Task directions: Copy out every line that contains "Polytechnic".
════
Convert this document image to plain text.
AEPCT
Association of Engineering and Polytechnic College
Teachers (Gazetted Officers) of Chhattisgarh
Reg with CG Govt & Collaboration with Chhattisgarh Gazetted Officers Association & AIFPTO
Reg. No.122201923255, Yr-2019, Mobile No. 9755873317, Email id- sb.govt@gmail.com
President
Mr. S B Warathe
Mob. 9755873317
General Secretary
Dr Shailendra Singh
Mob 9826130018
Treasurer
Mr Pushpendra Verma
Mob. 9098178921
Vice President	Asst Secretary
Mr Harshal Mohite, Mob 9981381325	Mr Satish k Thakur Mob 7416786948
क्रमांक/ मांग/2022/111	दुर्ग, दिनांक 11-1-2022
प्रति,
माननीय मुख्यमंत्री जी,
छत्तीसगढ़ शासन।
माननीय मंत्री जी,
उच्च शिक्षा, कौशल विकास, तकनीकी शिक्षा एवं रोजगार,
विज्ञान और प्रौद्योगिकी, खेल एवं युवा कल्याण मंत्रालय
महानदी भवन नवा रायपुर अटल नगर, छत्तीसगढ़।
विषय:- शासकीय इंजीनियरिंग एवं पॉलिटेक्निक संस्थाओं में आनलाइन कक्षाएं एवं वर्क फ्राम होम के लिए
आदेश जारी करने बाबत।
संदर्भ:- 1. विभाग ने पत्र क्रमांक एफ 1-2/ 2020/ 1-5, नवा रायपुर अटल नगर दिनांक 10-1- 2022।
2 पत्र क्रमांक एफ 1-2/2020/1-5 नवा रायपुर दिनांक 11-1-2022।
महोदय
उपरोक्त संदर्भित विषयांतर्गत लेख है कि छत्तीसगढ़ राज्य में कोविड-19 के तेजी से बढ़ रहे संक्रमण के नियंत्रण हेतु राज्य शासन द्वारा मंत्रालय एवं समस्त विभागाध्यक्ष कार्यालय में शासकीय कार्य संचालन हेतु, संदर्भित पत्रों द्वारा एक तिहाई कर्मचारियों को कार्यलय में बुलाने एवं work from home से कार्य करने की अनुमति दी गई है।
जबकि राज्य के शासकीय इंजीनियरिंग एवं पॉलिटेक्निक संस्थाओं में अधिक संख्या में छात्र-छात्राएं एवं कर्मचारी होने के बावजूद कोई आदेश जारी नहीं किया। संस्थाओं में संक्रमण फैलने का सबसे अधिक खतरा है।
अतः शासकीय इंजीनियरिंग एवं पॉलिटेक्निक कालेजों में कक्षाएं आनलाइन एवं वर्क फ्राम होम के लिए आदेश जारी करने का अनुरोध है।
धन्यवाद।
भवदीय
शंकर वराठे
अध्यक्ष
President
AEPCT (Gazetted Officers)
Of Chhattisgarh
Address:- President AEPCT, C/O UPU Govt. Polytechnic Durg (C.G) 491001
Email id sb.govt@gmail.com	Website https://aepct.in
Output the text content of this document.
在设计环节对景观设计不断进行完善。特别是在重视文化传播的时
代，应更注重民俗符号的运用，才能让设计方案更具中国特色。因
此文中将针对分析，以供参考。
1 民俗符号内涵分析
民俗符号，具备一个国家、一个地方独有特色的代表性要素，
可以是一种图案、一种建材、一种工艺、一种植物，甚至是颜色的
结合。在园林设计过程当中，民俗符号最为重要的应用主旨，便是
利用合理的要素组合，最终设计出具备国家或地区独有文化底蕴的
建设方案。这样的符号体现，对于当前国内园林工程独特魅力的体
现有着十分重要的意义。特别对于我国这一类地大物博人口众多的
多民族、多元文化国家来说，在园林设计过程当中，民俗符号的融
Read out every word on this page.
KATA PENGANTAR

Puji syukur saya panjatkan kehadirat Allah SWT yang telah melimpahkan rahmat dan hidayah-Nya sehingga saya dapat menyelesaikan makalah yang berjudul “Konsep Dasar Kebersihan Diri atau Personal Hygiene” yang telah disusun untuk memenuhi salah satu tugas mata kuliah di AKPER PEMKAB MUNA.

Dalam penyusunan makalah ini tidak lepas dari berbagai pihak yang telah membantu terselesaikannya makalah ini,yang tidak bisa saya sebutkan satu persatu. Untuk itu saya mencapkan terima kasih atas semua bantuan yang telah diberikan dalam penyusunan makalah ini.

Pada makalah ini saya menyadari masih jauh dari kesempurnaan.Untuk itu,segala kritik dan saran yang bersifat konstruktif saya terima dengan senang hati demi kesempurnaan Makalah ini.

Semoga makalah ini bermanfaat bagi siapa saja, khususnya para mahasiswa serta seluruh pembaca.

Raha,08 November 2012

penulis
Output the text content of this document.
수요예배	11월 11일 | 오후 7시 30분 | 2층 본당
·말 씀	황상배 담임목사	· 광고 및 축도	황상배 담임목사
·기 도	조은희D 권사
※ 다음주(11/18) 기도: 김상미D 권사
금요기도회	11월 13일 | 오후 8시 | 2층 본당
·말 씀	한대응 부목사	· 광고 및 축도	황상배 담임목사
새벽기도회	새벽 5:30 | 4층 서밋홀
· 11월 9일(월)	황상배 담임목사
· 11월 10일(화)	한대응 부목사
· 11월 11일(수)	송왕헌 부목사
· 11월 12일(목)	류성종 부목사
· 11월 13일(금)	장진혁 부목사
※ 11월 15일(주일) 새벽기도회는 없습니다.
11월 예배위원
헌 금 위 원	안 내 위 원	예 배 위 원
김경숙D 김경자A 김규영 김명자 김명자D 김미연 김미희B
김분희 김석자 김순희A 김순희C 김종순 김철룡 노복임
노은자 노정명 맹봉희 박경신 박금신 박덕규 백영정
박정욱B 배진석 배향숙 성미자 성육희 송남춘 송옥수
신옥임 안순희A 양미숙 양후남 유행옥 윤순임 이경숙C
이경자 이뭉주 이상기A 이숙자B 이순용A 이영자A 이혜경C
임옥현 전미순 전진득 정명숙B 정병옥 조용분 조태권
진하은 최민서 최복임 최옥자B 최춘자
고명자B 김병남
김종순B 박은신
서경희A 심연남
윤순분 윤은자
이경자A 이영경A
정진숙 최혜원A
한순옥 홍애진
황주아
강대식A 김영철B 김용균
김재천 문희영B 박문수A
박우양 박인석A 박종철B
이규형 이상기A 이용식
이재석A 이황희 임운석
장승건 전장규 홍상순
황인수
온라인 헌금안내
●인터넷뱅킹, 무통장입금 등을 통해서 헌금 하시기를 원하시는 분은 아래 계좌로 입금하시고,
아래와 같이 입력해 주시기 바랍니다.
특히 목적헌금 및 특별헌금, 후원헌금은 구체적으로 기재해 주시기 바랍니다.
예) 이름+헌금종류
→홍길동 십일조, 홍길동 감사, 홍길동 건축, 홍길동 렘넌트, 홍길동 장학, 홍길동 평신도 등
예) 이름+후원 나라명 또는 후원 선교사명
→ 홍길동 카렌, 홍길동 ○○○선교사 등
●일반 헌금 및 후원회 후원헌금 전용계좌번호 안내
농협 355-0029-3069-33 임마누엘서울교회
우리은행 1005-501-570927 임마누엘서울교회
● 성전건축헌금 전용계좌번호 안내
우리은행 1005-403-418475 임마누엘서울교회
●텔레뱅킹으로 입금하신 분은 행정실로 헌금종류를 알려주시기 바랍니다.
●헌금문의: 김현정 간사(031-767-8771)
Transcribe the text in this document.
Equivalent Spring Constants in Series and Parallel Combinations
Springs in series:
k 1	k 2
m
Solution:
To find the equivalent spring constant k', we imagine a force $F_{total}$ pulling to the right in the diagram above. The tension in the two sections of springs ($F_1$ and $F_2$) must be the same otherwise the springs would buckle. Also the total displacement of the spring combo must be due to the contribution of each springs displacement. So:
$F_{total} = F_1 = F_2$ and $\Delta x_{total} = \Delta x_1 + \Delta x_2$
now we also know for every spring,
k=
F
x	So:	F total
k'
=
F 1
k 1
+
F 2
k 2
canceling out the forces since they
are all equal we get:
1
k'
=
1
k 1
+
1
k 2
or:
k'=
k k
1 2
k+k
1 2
════
Output for this exercise:
Association of Engineering and Polytechnic College
Address:- President AEPCT, C/O UPU Govt. Polytechnic Durg (C.G) 491001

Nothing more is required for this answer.